* BEGIN *
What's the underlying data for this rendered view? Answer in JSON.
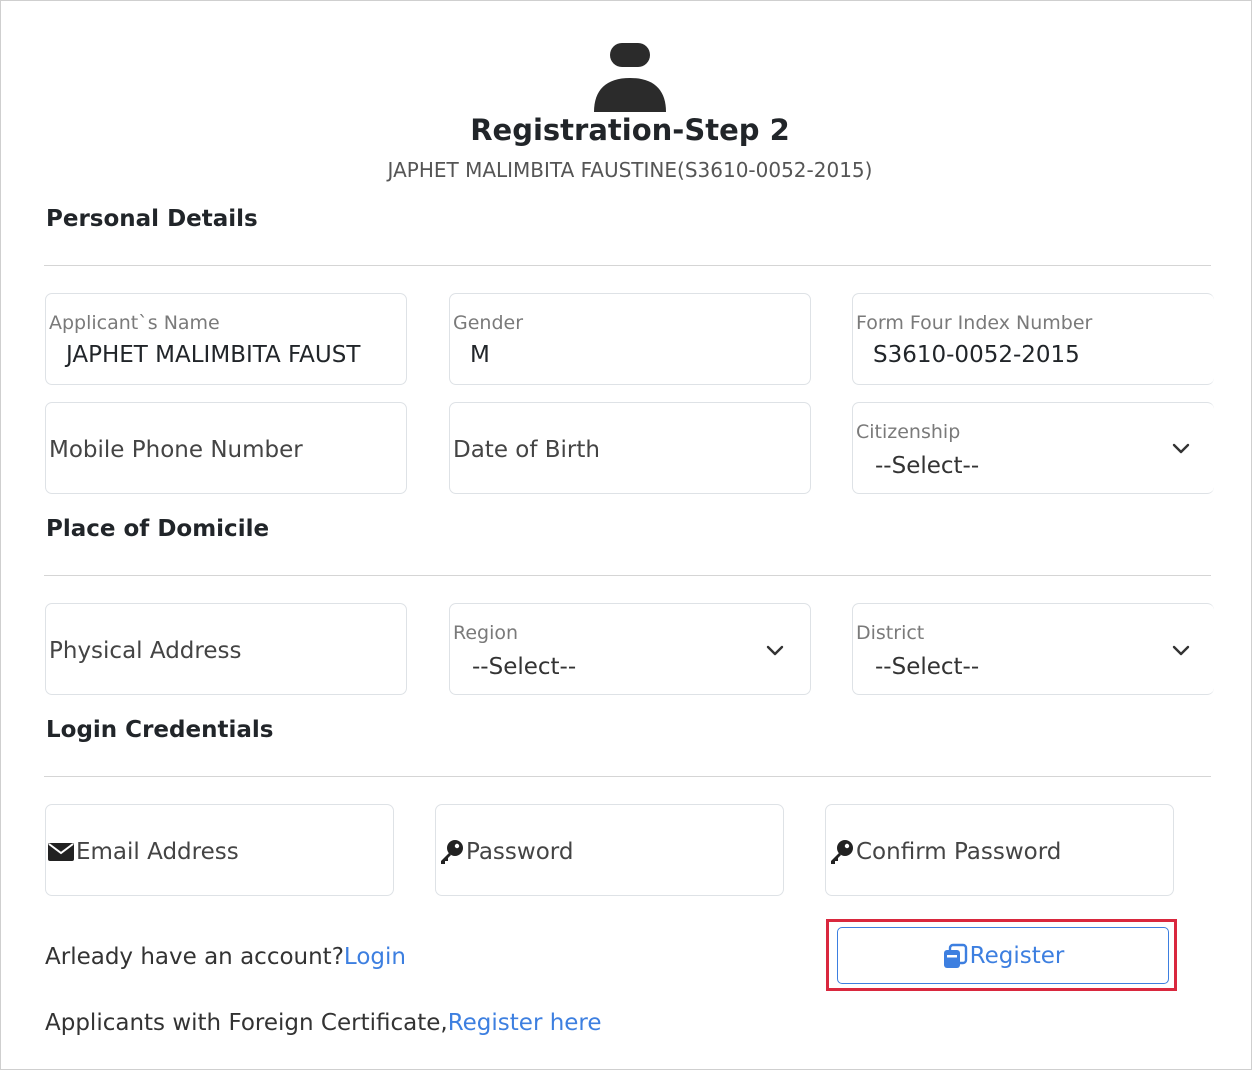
{
  "header": {
    "title": "Registration-Step 2",
    "subtitle": "JAPHET MALIMBITA FAUSTINE(S3610-0052-2015)"
  },
  "sections": {
    "personal": "Personal Details",
    "domicile": "Place of Domicile",
    "login": "Login Credentials"
  },
  "personal": {
    "name_label": "Applicant`s Name",
    "name_value": "JAPHET MALIMBITA FAUST",
    "gender_label": "Gender",
    "gender_value": "M",
    "index_label": "Form Four Index Number",
    "index_value": "S3610-0052-2015",
    "phone_placeholder": "Mobile Phone Number",
    "dob_placeholder": "Date of Birth",
    "citizenship_label": "Citizenship",
    "citizenship_value": "--Select--"
  },
  "domicile": {
    "address_placeholder": "Physical Address",
    "region_label": "Region",
    "region_value": "--Select--",
    "district_label": "District",
    "district_value": "--Select--"
  },
  "login": {
    "email_placeholder": "Email Address",
    "password_placeholder": "Password",
    "confirm_placeholder": "Confirm Password"
  },
  "footer": {
    "account_text": "Arleady have an account?",
    "login_link": "Login",
    "register_button": "Register",
    "foreign_text": "Applicants with Foreign Certificate,",
    "foreign_link": "Register here"
  },
  "colors": {
    "link": "#3d7fe0",
    "highlight": "#d9283e",
    "text": "#212529"
  },
  "icons": [
    "user-icon",
    "chevron-down-icon",
    "envelope-icon",
    "key-icon",
    "register-icon"
  ]
}
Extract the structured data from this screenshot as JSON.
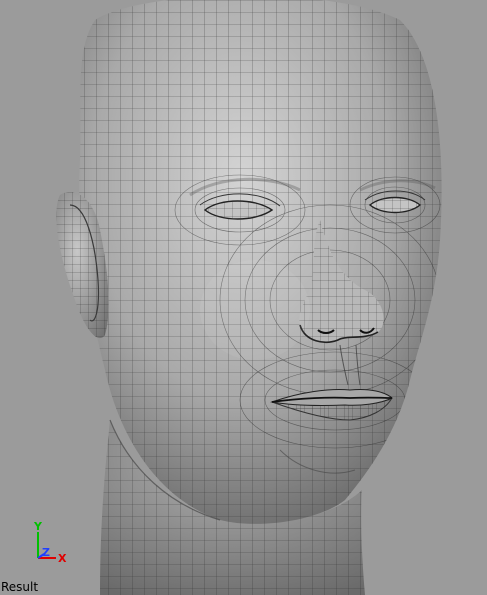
{
  "viewport": {
    "view_label": "Result",
    "background_color": "#9b9b9b",
    "mesh_color": "#7a7a7a",
    "wire_color": "#2a2a2a"
  },
  "axis_gizmo": {
    "y_label": "Y",
    "x_label": "X",
    "z_label": "Z",
    "y_color": "#00c000",
    "x_color": "#e00000",
    "z_color": "#2040ff"
  }
}
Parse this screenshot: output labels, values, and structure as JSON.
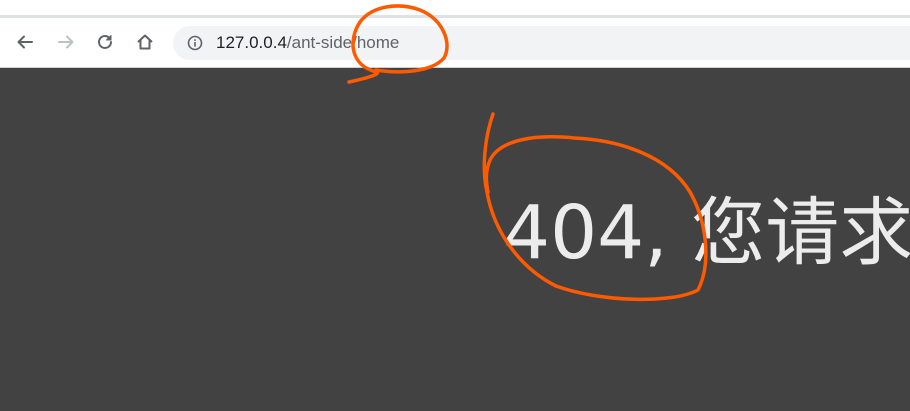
{
  "browser": {
    "url_host": "127.0.0.4",
    "url_path": "/ant-side/home",
    "icons": {
      "back": "arrow-left-icon",
      "forward": "arrow-right-icon",
      "reload": "reload-icon",
      "home": "home-icon",
      "site_info": "info-circle-icon"
    }
  },
  "page": {
    "message": "404, 您请求"
  },
  "colors": {
    "content_bg": "#424242",
    "message_text": "#ececec",
    "annotation_stroke": "#ff5a00",
    "omnibox_bg": "#f1f3f4"
  }
}
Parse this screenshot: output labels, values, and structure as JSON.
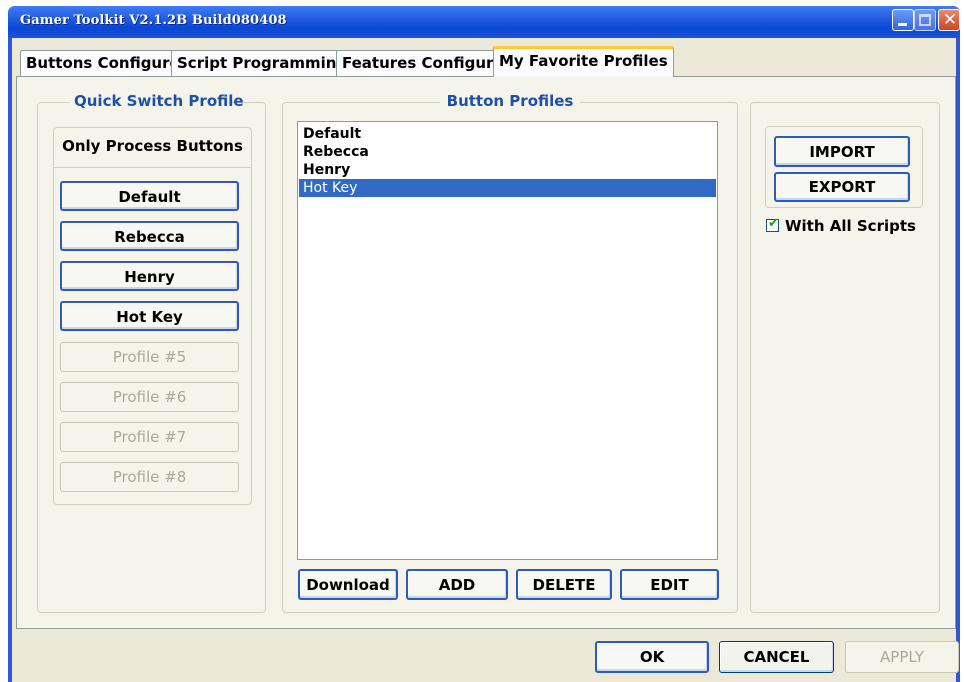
{
  "window": {
    "title": "Gamer Toolkit V2.1.2B Build080408"
  },
  "tabs": [
    {
      "label": "Buttons Configure"
    },
    {
      "label": "Script Programming"
    },
    {
      "label": "Features Configure"
    },
    {
      "label": "My Favorite Profiles",
      "active": true
    }
  ],
  "quick_switch": {
    "title": "Quick Switch Profile",
    "only_process_label": "Only Process Buttons",
    "profiles": [
      {
        "label": "Default",
        "enabled": true
      },
      {
        "label": "Rebecca",
        "enabled": true
      },
      {
        "label": "Henry",
        "enabled": true
      },
      {
        "label": "Hot Key",
        "enabled": true
      },
      {
        "label": "Profile #5",
        "enabled": false
      },
      {
        "label": "Profile #6",
        "enabled": false
      },
      {
        "label": "Profile #7",
        "enabled": false
      },
      {
        "label": "Profile #8",
        "enabled": false
      }
    ]
  },
  "button_profiles": {
    "title": "Button Profiles",
    "items": [
      "Default",
      "Rebecca",
      "Henry",
      "Hot Key"
    ],
    "selected": "Hot Key",
    "actions": {
      "download": "Download",
      "add": "ADD",
      "delete": "DELETE",
      "edit": "EDIT"
    }
  },
  "io": {
    "import": "IMPORT",
    "export": "EXPORT",
    "with_all_scripts": "With All Scripts",
    "with_all_scripts_checked": true
  },
  "footer": {
    "ok": "OK",
    "cancel": "CANCEL",
    "apply": "APPLY",
    "apply_enabled": false
  },
  "colors": {
    "title_bar": "#0a46d4",
    "selection": "#316ac5",
    "group_title": "#1e4faa",
    "active_tab_accent": "#ffc73c"
  }
}
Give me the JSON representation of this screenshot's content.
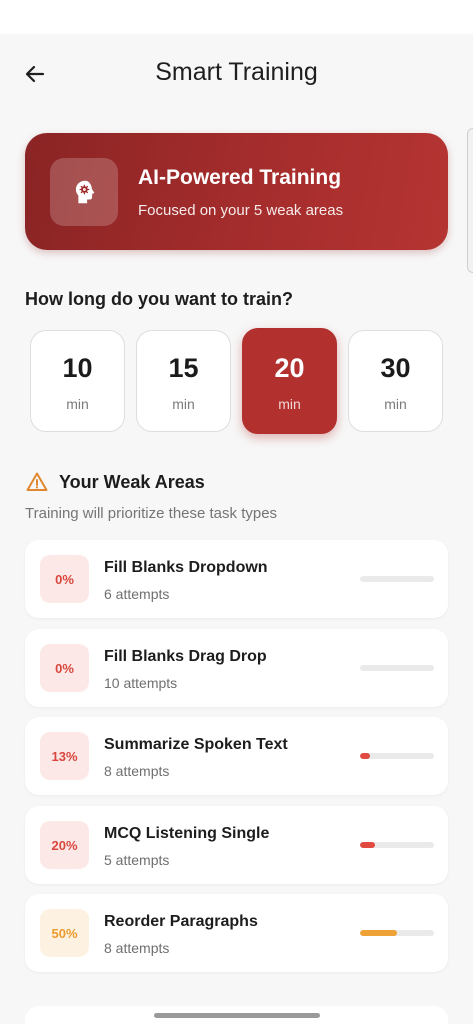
{
  "header": {
    "title": "Smart Training"
  },
  "hero": {
    "title": "AI-Powered Training",
    "subtitle": "Focused on your 5 weak areas"
  },
  "duration": {
    "question": "How long do you want to train?",
    "selected": "20",
    "options": [
      {
        "value": "10",
        "unit": "min"
      },
      {
        "value": "15",
        "unit": "min"
      },
      {
        "value": "20",
        "unit": "min"
      },
      {
        "value": "30",
        "unit": "min"
      }
    ]
  },
  "weak_areas": {
    "title": "Your Weak Areas",
    "subtitle": "Training will prioritize these task types",
    "items": [
      {
        "percent_label": "0%",
        "name": "Fill Blanks Dropdown",
        "attempts": "6 attempts",
        "score": 0
      },
      {
        "percent_label": "0%",
        "name": "Fill Blanks Drag Drop",
        "attempts": "10 attempts",
        "score": 0
      },
      {
        "percent_label": "13%",
        "name": "Summarize Spoken Text",
        "attempts": "8 attempts",
        "score": 13
      },
      {
        "percent_label": "20%",
        "name": "MCQ Listening Single",
        "attempts": "5 attempts",
        "score": 20
      },
      {
        "percent_label": "50%",
        "name": "Reorder Paragraphs",
        "attempts": "8 attempts",
        "score": 50
      }
    ]
  },
  "colors": {
    "accent": "#b2312f",
    "low_score": "#e04a40",
    "mid_score": "#eea235",
    "warning_icon": "#e0872f"
  },
  "icons": {
    "back": "arrow-left-icon",
    "hero": "brain-head-icon",
    "warning": "warning-triangle-icon"
  }
}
* END *
WHAT YOU HAVE TO DO: Find each line with the string "JAPHET" and copy it out.

WRITTEN RESPONSE:
    "subtitle": "JAPHET MALIMBITA FAUSTINE(S3610-0052-2015)"
    "name_value": "JAPHET MALIMBITA FAUST",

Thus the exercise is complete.